[Begin]

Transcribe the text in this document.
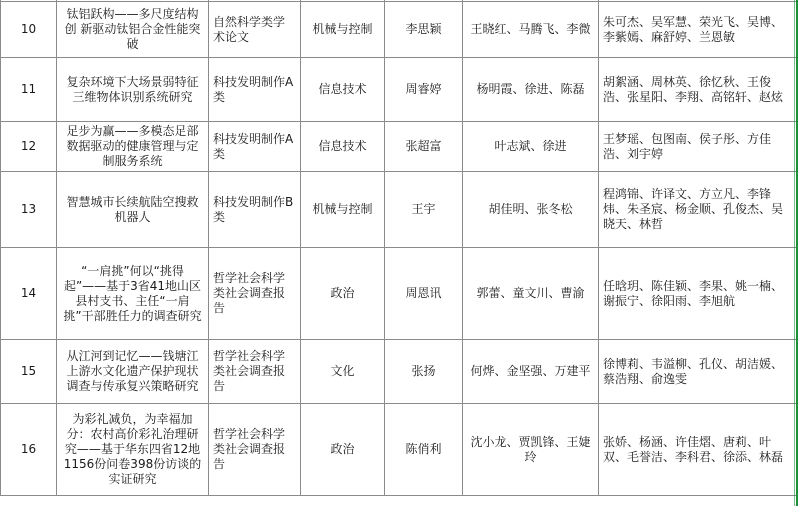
10	钛铝跃构——多尺度结构创 新驱动钛铝合金性能突破	自然科学类学术论文	机械与控制	李思颖	王晓红、马腾飞、李微	朱可杰、吴军慧、荣光飞、吴博、李紫嫣、麻舒婷、兰恩敏
11	复杂环境下大场景弱特征三维物体识别系统研究	科技发明制作A类	信息技术	周睿婷	杨明霞、徐进、陈磊	胡絮涵、周林英、徐忆秋、王俊浩、张星阳、李翔、高铭轩、赵炫
12	足步为赢——多模态足部数据驱动的健康管理与定制服务系统	科技发明制作A类	信息技术	张超富	叶志斌、徐进	王梦瑶、包图南、侯子彤、方佳浩、刘宇婷
13	智慧城市长续航陆空搜救机器人	科技发明制作B类	机械与控制	王宇	胡佳明、张冬松	程鸿锦、许译文、方立凡、李锋炜、朱圣宸、杨金顺、孔俊杰、吴晓天、林哲
14	“一肩挑”何以“挑得起”——基于3省41地山区县村支书、主任“一肩挑”干部胜任力的调查研究	哲学社会科学类社会调查报告	政治	周恩讯	郭蕾、童文川、曹渝	任晗玥、陈佳颖、李果、姚一楠、谢振宁、徐阳雨、李旭航
15	从江河到记忆——钱塘江上游水文化遗产保护现状调查与传承复兴策略研究	哲学社会科学类社会调查报告	文化	张扬	何烨、金坚强、万建平	徐博莉、韦溢柳、孔仪、胡洁媛、蔡浩翔、俞逸雯
16	为彩礼减负，为幸福加分：农村高价彩礼治理研究——基于华东四省12地1156份问卷398份访谈的实证研究	哲学社会科学类社会调查报告	政治	陈俏利	沈小龙、贾凯锋、王婕玲	张娇、杨涵、许佳熠、唐莉、叶双、毛誉洁、李科君、徐添、林磊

[End]

All the material shown above is to be copied exactly, with no pictures carried over.

# Exercise solution:
Transcribe the text in this document.
10	钛铝跃构——多尺度结构创 新驱动钛铝合金性能突破	自然科学类学术论文	机械与控制	李思颖	王晓红、马腾飞、李微	朱可杰、吴军慧、荣光飞、吴博、李紫嫣、麻舒婷、兰恩敏
11	复杂环境下大场景弱特征三维物体识别系统研究	科技发明制作A类	信息技术	周睿婷	杨明霞、徐进、陈磊	胡絮涵、周林英、徐忆秋、王俊浩、张星阳、李翔、高铭轩、赵炫
12	足步为赢——多模态足部数据驱动的健康管理与定制服务系统	科技发明制作A类	信息技术	张超富	叶志斌、徐进	王梦瑶、包图南、侯子彤、方佳浩、刘宇婷
13	智慧城市长续航陆空搜救机器人	科技发明制作B类	机械与控制	王宇	胡佳明、张冬松	程鸿锦、许译文、方立凡、李锋炜、朱圣宸、杨金顺、孔俊杰、吴晓天、林哲
14	“一肩挑”何以“挑得起”——基于3省41地山区县村支书、主任“一肩挑”干部胜任力的调查研究	哲学社会科学类社会调查报告	政治	周恩讯	郭蕾、童文川、曹渝	任晗玥、陈佳颖、李果、姚一楠、谢振宁、徐阳雨、李旭航
15	从江河到记忆——钱塘江上游水文化遗产保护现状调查与传承复兴策略研究	哲学社会科学类社会调查报告	文化	张扬	何烨、金坚强、万建平	徐博莉、韦溢柳、孔仪、胡洁媛、蔡浩翔、俞逸雯
16	为彩礼减负，为幸福加分：农村高价彩礼治理研究——基于华东四省12地1156份问卷398份访谈的实证研究	哲学社会科学类社会调查报告	政治	陈俏利	沈小龙、贾凯锋、王婕玲	张娇、杨涵、许佳熠、唐莉、叶双、毛誉洁、李科君、徐添、林磊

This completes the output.